## Start DATA ROWS

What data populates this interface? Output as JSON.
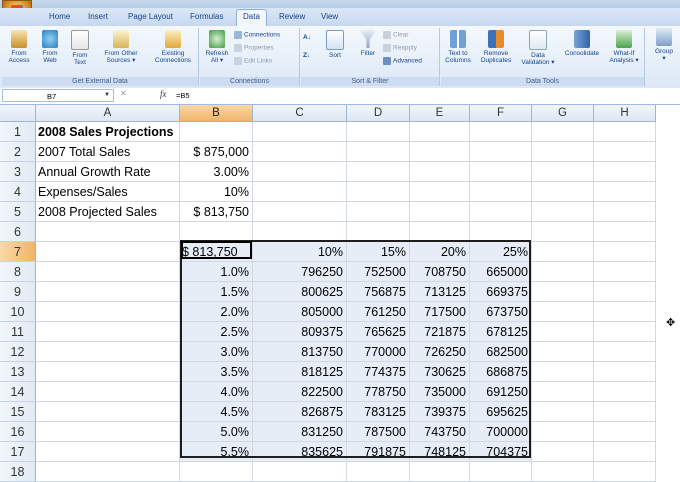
{
  "app": {
    "accent": "#15428b",
    "highlight": "#f0b46a"
  },
  "ribbon_tabs": [
    "Home",
    "Insert",
    "Page Layout",
    "Formulas",
    "Data",
    "Review",
    "View"
  ],
  "active_tab": "Data",
  "groups": {
    "external": {
      "label": "Get External Data",
      "buttons": [
        {
          "line1": "From",
          "line2": "Access",
          "icon": "access-icon"
        },
        {
          "line1": "From",
          "line2": "Web",
          "icon": "web-icon"
        },
        {
          "line1": "From",
          "line2": "Text",
          "icon": "text-file-icon"
        },
        {
          "line1": "From Other",
          "line2": "Sources ▾",
          "icon": "other-sources-icon"
        },
        {
          "line1": "Existing",
          "line2": "Connections",
          "icon": "existing-connections-icon"
        }
      ]
    },
    "connections": {
      "label": "Connections",
      "refresh": {
        "line1": "Refresh",
        "line2": "All ▾"
      },
      "small": [
        "Connections",
        "Properties",
        "Edit Links"
      ]
    },
    "sort": {
      "label": "Sort & Filter",
      "sort": "Sort",
      "filter": "Filter",
      "small": [
        "Clear",
        "Reapply",
        "Advanced"
      ]
    },
    "tools": {
      "label": "Data Tools",
      "buttons": [
        {
          "line1": "Text to",
          "line2": "Columns"
        },
        {
          "line1": "Remove",
          "line2": "Duplicates"
        },
        {
          "line1": "Data",
          "line2": "Validation ▾"
        },
        {
          "line1": "Consolidate",
          "line2": ""
        },
        {
          "line1": "What-If",
          "line2": "Analysis ▾"
        }
      ]
    },
    "outline": {
      "line1": "Group",
      "line2": "▾"
    }
  },
  "formula_bar": {
    "name_box": "B7",
    "fx": "fx",
    "formula": "=B5"
  },
  "columns": [
    "A",
    "B",
    "C",
    "D",
    "E",
    "F",
    "G",
    "H"
  ],
  "rows": [
    "1",
    "2",
    "3",
    "4",
    "5",
    "6",
    "7",
    "8",
    "9",
    "10",
    "11",
    "12",
    "13",
    "14",
    "15",
    "16",
    "17",
    "18"
  ],
  "labels": {
    "a1": "2008 Sales Projections",
    "a2": "2007 Total Sales",
    "b2": "$ 875,000",
    "a3": "Annual Growth Rate",
    "b3": "3.00%",
    "a4": "Expenses/Sales",
    "b4": "10%",
    "a5": "2008 Projected Sales",
    "b5": "$ 813,750"
  },
  "table": {
    "corner": "$ 813,750",
    "col_headers": [
      "10%",
      "15%",
      "20%",
      "25%"
    ],
    "rows": [
      {
        "rate": "1.0%",
        "v": [
          "796250",
          "752500",
          "708750",
          "665000"
        ]
      },
      {
        "rate": "1.5%",
        "v": [
          "800625",
          "756875",
          "713125",
          "669375"
        ]
      },
      {
        "rate": "2.0%",
        "v": [
          "805000",
          "761250",
          "717500",
          "673750"
        ]
      },
      {
        "rate": "2.5%",
        "v": [
          "809375",
          "765625",
          "721875",
          "678125"
        ]
      },
      {
        "rate": "3.0%",
        "v": [
          "813750",
          "770000",
          "726250",
          "682500"
        ]
      },
      {
        "rate": "3.5%",
        "v": [
          "818125",
          "774375",
          "730625",
          "686875"
        ]
      },
      {
        "rate": "4.0%",
        "v": [
          "822500",
          "778750",
          "735000",
          "691250"
        ]
      },
      {
        "rate": "4.5%",
        "v": [
          "826875",
          "783125",
          "739375",
          "695625"
        ]
      },
      {
        "rate": "5.0%",
        "v": [
          "831250",
          "787500",
          "743750",
          "700000"
        ]
      },
      {
        "rate": "5.5%",
        "v": [
          "835625",
          "791875",
          "748125",
          "704375"
        ]
      }
    ]
  }
}
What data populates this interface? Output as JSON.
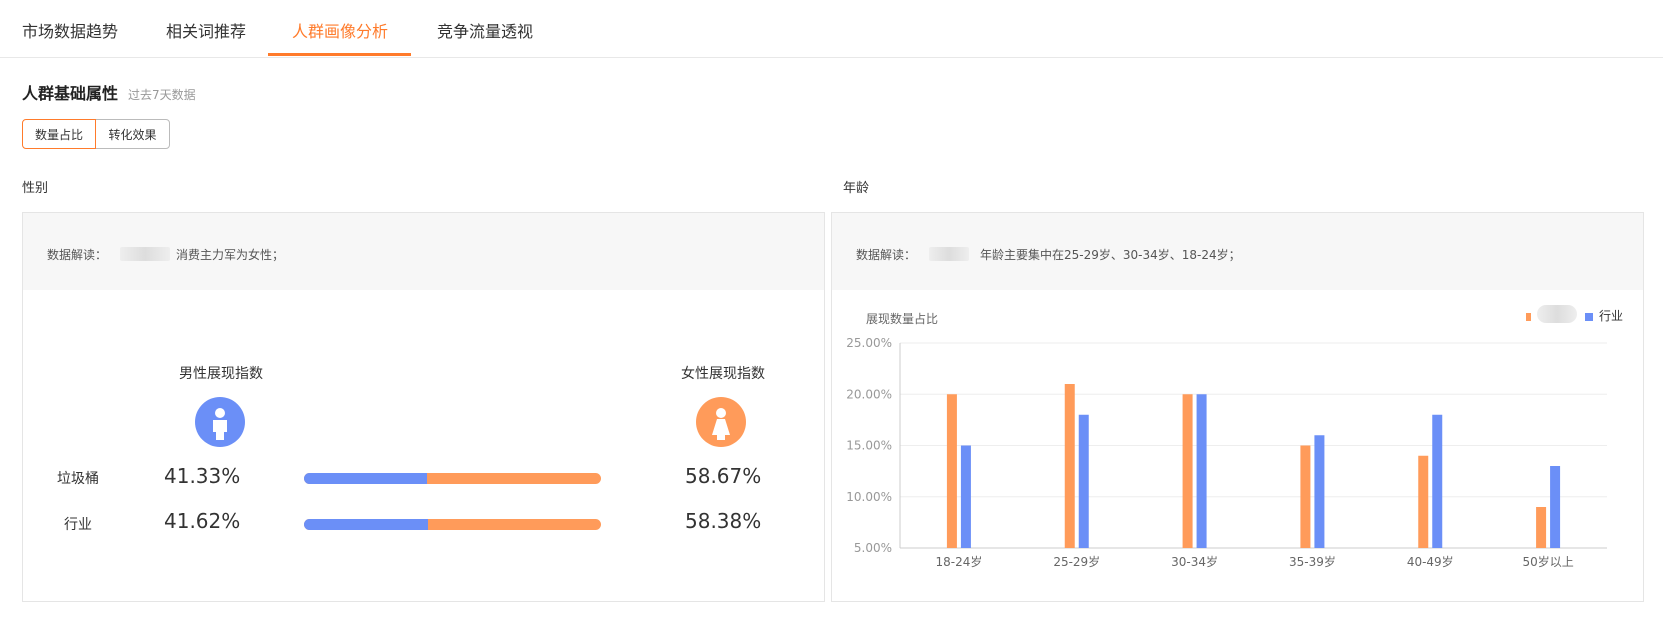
{
  "tabs": [
    {
      "label": "市场数据趋势",
      "active": false
    },
    {
      "label": "相关词推荐",
      "active": false
    },
    {
      "label": "人群画像分析",
      "active": true
    },
    {
      "label": "竞争流量透视",
      "active": false
    }
  ],
  "section": {
    "title": "人群基础属性",
    "subtitle": "过去7天数据"
  },
  "toggle": {
    "options": [
      "数量占比",
      "转化效果"
    ],
    "selected": "数量占比"
  },
  "gender": {
    "label": "性别",
    "note_label": "数据解读：",
    "note_text": "消费主力军为女性；",
    "male_heading": "男性展现指数",
    "female_heading": "女性展现指数",
    "rows": [
      {
        "name": "垃圾桶",
        "male": "41.33%",
        "female": "58.67%",
        "male_ratio": 0.4133
      },
      {
        "name": "行业",
        "male": "41.62%",
        "female": "58.38%",
        "male_ratio": 0.4162
      }
    ],
    "colors": {
      "male": "#6b8ff7",
      "female": "#ff9b5a"
    }
  },
  "age": {
    "label": "年龄",
    "note_label": "数据解读：",
    "note_text": "年龄主要集中在25-29岁、30-34岁、18-24岁；",
    "legend_industry": "行业",
    "colors": {
      "self": "#ff9b5a",
      "industry": "#6b8ff7"
    }
  },
  "chart_data": {
    "type": "bar",
    "ylabel": "展现数量占比",
    "categories": [
      "18-24岁",
      "25-29岁",
      "30-34岁",
      "35-39岁",
      "40-49岁",
      "50岁以上"
    ],
    "series": [
      {
        "values": [
          20,
          21,
          20,
          15,
          14,
          9
        ]
      },
      {
        "name": "行业",
        "values": [
          15,
          18,
          20,
          16,
          18,
          13
        ]
      }
    ],
    "yticks": [
      "5.00%",
      "10.00%",
      "15.00%",
      "20.00%",
      "25.00%"
    ],
    "ylim": [
      5,
      25
    ],
    "grid": true,
    "legend": "top-right"
  }
}
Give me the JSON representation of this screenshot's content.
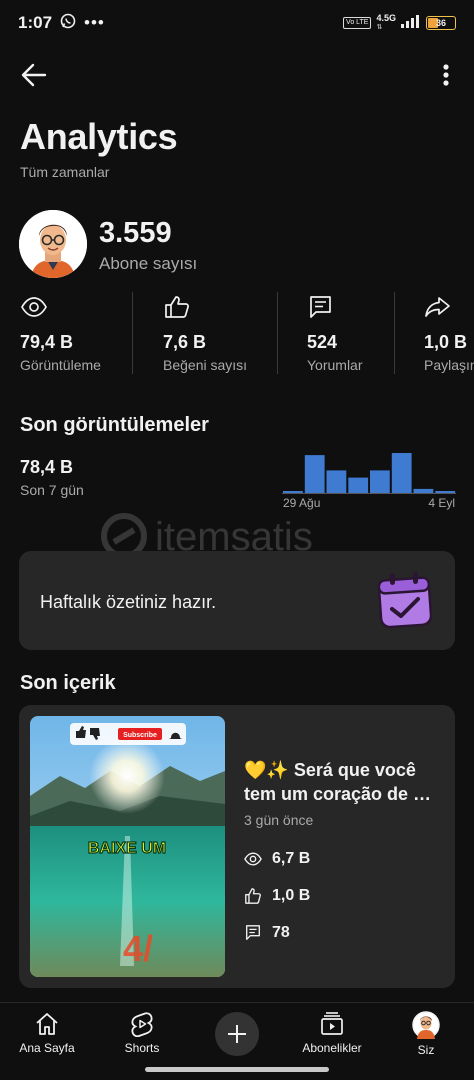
{
  "status_bar": {
    "time": "1:07",
    "network": "4.5G",
    "lte": "Vo LTE",
    "battery": "36"
  },
  "header": {
    "title": "Analytics",
    "subtitle": "Tüm zamanlar"
  },
  "subscribers": {
    "count": "3.559",
    "label": "Abone sayısı"
  },
  "metrics": [
    {
      "icon": "eye-icon",
      "value": "79,4 B",
      "label": "Görüntüleme"
    },
    {
      "icon": "thumbs-up-icon",
      "value": "7,6 B",
      "label": "Beğeni sayısı"
    },
    {
      "icon": "comment-icon",
      "value": "524",
      "label": "Yorumlar"
    },
    {
      "icon": "share-icon",
      "value": "1,0 B",
      "label": "Paylaşım"
    }
  ],
  "recent_views": {
    "title": "Son görüntülemeler",
    "value": "78,4 B",
    "period": "Son 7 gün",
    "chart_data": {
      "type": "bar",
      "categories": [
        "29 Ağu",
        "",
        "",
        "",
        "",
        "",
        "",
        "4 Eyl"
      ],
      "values": [
        1,
        37,
        22,
        15,
        22,
        39,
        4,
        0
      ],
      "x_start_label": "29 Ağu",
      "x_end_label": "4 Eyl",
      "bar_color": "#3e7bd1"
    }
  },
  "weekly_summary": {
    "text": "Haftalık özetiniz hazır."
  },
  "recent_content": {
    "title": "Son içerik",
    "video_title": "💛✨ Será que você tem um coração de …",
    "date": "3 gün önce",
    "views": "6,7 B",
    "likes": "1,0 B",
    "comments": "78",
    "thumbnail_text": "BAIXE UM",
    "thumbnail_subscribe": "Subscribe",
    "thumbnail_number": "4/"
  },
  "bottom_nav": {
    "home": "Ana Sayfa",
    "shorts": "Shorts",
    "subscriptions": "Abonelikler",
    "you": "Siz"
  },
  "colors": {
    "background": "#0f0f0f",
    "card": "#272727",
    "accent": "#3e7bd1",
    "muted": "#aaaaaa"
  }
}
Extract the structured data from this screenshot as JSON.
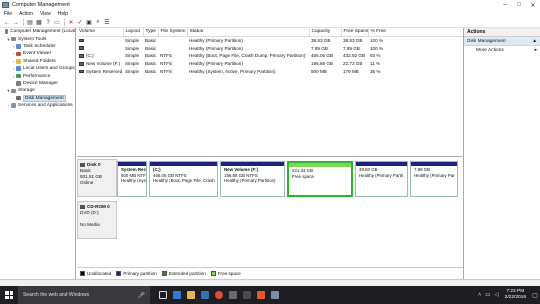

## End DATA ROWS

- GOAL OF THE EXERCISE
The records shown above are to be repeated exactly, with the pictures left out.

- EXERCISE RESPONSE
What data populates this interface? Output as JSON.
{
  "app": {
    "accent": "#15428b",
    "highlight": "#f0b46a"
  },
  "ribbon_tabs": [
    "Home",
    "Insert",
    "Page Layout",
    "Formulas",
    "Data",
    "Review",
    "View"
  ],
  "active_tab": "Data",
  "groups": {
    "external": {
      "label": "Get External Data",
      "buttons": [
        {
          "line1": "From",
          "line2": "Access",
          "icon": "access-icon"
        },
        {
          "line1": "From",
          "line2": "Web",
          "icon": "web-icon"
        },
        {
          "line1": "From",
          "line2": "Text",
          "icon": "text-file-icon"
        },
        {
          "line1": "From Other",
          "line2": "Sources ▾",
          "icon": "other-sources-icon"
        },
        {
          "line1": "Existing",
          "line2": "Connections",
          "icon": "existing-connections-icon"
        }
      ]
    },
    "connections": {
      "label": "Connections",
      "refresh": {
        "line1": "Refresh",
        "line2": "All ▾"
      },
      "small": [
        "Connections",
        "Properties",
        "Edit Links"
      ]
    },
    "sort": {
      "label": "Sort & Filter",
      "sort": "Sort",
      "filter": "Filter",
      "small": [
        "Clear",
        "Reapply",
        "Advanced"
      ]
    },
    "tools": {
      "label": "Data Tools",
      "buttons": [
        {
          "line1": "Text to",
          "line2": "Columns"
        },
        {
          "line1": "Remove",
          "line2": "Duplicates"
        },
        {
          "line1": "Data",
          "line2": "Validation ▾"
        },
        {
          "line1": "Consolidate",
          "line2": ""
        },
        {
          "line1": "What-If",
          "line2": "Analysis ▾"
        }
      ]
    },
    "outline": {
      "line1": "Group",
      "line2": "▾"
    }
  },
  "formula_bar": {
    "name_box": "B7",
    "fx": "fx",
    "formula": "=B5"
  },
  "columns": [
    "A",
    "B",
    "C",
    "D",
    "E",
    "F",
    "G",
    "H"
  ],
  "rows": [
    "1",
    "2",
    "3",
    "4",
    "5",
    "6",
    "7",
    "8",
    "9",
    "10",
    "11",
    "12",
    "13",
    "14",
    "15",
    "16",
    "17",
    "18"
  ],
  "labels": {
    "a1": "2008 Sales Projections",
    "a2": "2007 Total Sales",
    "b2": "$ 875,000",
    "a3": "Annual Growth Rate",
    "b3": "3.00%",
    "a4": "Expenses/Sales",
    "b4": "10%",
    "a5": "2008 Projected Sales",
    "b5": "$ 813,750"
  },
  "table": {
    "corner": "$ 813,750",
    "col_headers": [
      "10%",
      "15%",
      "20%",
      "25%"
    ],
    "rows": [
      {
        "rate": "1.0%",
        "v": [
          "796250",
          "752500",
          "708750",
          "665000"
        ]
      },
      {
        "rate": "1.5%",
        "v": [
          "800625",
          "756875",
          "713125",
          "669375"
        ]
      },
      {
        "rate": "2.0%",
        "v": [
          "805000",
          "761250",
          "717500",
          "673750"
        ]
      },
      {
        "rate": "2.5%",
        "v": [
          "809375",
          "765625",
          "721875",
          "678125"
        ]
      },
      {
        "rate": "3.0%",
        "v": [
          "813750",
          "770000",
          "726250",
          "682500"
        ]
      },
      {
        "rate": "3.5%",
        "v": [
          "818125",
          "774375",
          "730625",
          "686875"
        ]
      },
      {
        "rate": "4.0%",
        "v": [
          "822500",
          "778750",
          "735000",
          "691250"
        ]
      },
      {
        "rate": "4.5%",
        "v": [
          "826875",
          "783125",
          "739375",
          "695625"
        ]
      },
      {
        "rate": "5.0%",
        "v": [
          "831250",
          "787500",
          "743750",
          "700000"
        ]
      },
      {
        "rate": "5.5%",
        "v": [
          "835625",
          "791875",
          "748125",
          "704375"
        ]
      }
    ]
  }
}
What data populates this interface? Output as JSON.
{
  "tabs": [
    {
      "label": "市场数据趋势",
      "active": false
    },
    {
      "label": "相关词推荐",
      "active": false
    },
    {
      "label": "人群画像分析",
      "active": true
    },
    {
      "label": "竞争流量透视",
      "active": false
    }
  ],
  "section": {
    "title": "人群基础属性",
    "subtitle": "过去7天数据"
  },
  "toggle": {
    "options": [
      "数量占比",
      "转化效果"
    ],
    "selected": "数量占比"
  },
  "gender": {
    "label": "性别",
    "note_label": "数据解读：",
    "note_text": "消费主力军为女性；",
    "male_heading": "男性展现指数",
    "female_heading": "女性展现指数",
    "rows": [
      {
        "name": "垃圾桶",
        "male": "41.33%",
        "female": "58.67%",
        "male_ratio": 0.4133
      },
      {
        "name": "行业",
        "male": "41.62%",
        "female": "58.38%",
        "male_ratio": 0.4162
      }
    ],
    "colors": {
      "male": "#6b8ff7",
      "female": "#ff9b5a"
    }
  },
  "age": {
    "label": "年龄",
    "note_label": "数据解读：",
    "note_text": "年龄主要集中在25-29岁、30-34岁、18-24岁；",
    "legend_industry": "行业",
    "colors": {
      "self": "#ff9b5a",
      "industry": "#6b8ff7"
    }
  },
  "chart_data": {
    "type": "bar",
    "ylabel": "展现数量占比",
    "categories": [
      "18-24岁",
      "25-29岁",
      "30-34岁",
      "35-39岁",
      "40-49岁",
      "50岁以上"
    ],
    "series": [
      {
        "values": [
          20,
          21,
          20,
          15,
          14,
          9
        ]
      },
      {
        "name": "行业",
        "values": [
          15,
          18,
          20,
          16,
          18,
          13
        ]
      }
    ],
    "yticks": [
      "5.00%",
      "10.00%",
      "15.00%",
      "20.00%",
      "25.00%"
    ],
    "ylim": [
      5,
      25
    ],
    "grid": true,
    "legend": "top-right"
  }
}
Give me the JSON representation of this screenshot's content.
{
  "status_bar": {
    "time": "1:07",
    "network": "4.5G",
    "lte": "Vo LTE",
    "battery": "36"
  },
  "header": {
    "title": "Analytics",
    "subtitle": "Tüm zamanlar"
  },
  "subscribers": {
    "count": "3.559",
    "label": "Abone sayısı"
  },
  "metrics": [
    {
      "icon": "eye-icon",
      "value": "79,4 B",
      "label": "Görüntüleme"
    },
    {
      "icon": "thumbs-up-icon",
      "value": "7,6 B",
      "label": "Beğeni sayısı"
    },
    {
      "icon": "comment-icon",
      "value": "524",
      "label": "Yorumlar"
    },
    {
      "icon": "share-icon",
      "value": "1,0 B",
      "label": "Paylaşım"
    }
  ],
  "recent_views": {
    "title": "Son görüntülemeler",
    "value": "78,4 B",
    "period": "Son 7 gün",
    "chart_data": {
      "type": "bar",
      "categories": [
        "29 Ağu",
        "",
        "",
        "",
        "",
        "",
        "",
        "4 Eyl"
      ],
      "values": [
        1,
        37,
        22,
        15,
        22,
        39,
        4,
        0
      ],
      "x_start_label": "29 Ağu",
      "x_end_label": "4 Eyl",
      "bar_color": "#3e7bd1"
    }
  },
  "weekly_summary": {
    "text": "Haftalık özetiniz hazır."
  },
  "recent_content": {
    "title": "Son içerik",
    "video_title": "💛✨ Será que você tem um coração de …",
    "date": "3 gün önce",
    "views": "6,7 B",
    "likes": "1,0 B",
    "comments": "78",
    "thumbnail_text": "BAIXE UM",
    "thumbnail_subscribe": "Subscribe",
    "thumbnail_number": "4/"
  },
  "bottom_nav": {
    "home": "Ana Sayfa",
    "shorts": "Shorts",
    "subscriptions": "Abonelikler",
    "you": "Siz"
  },
  "colors": {
    "background": "#0f0f0f",
    "card": "#272727",
    "accent": "#3e7bd1",
    "muted": "#aaaaaa"
  }
}
Extract the structured data from this screenshot as JSON.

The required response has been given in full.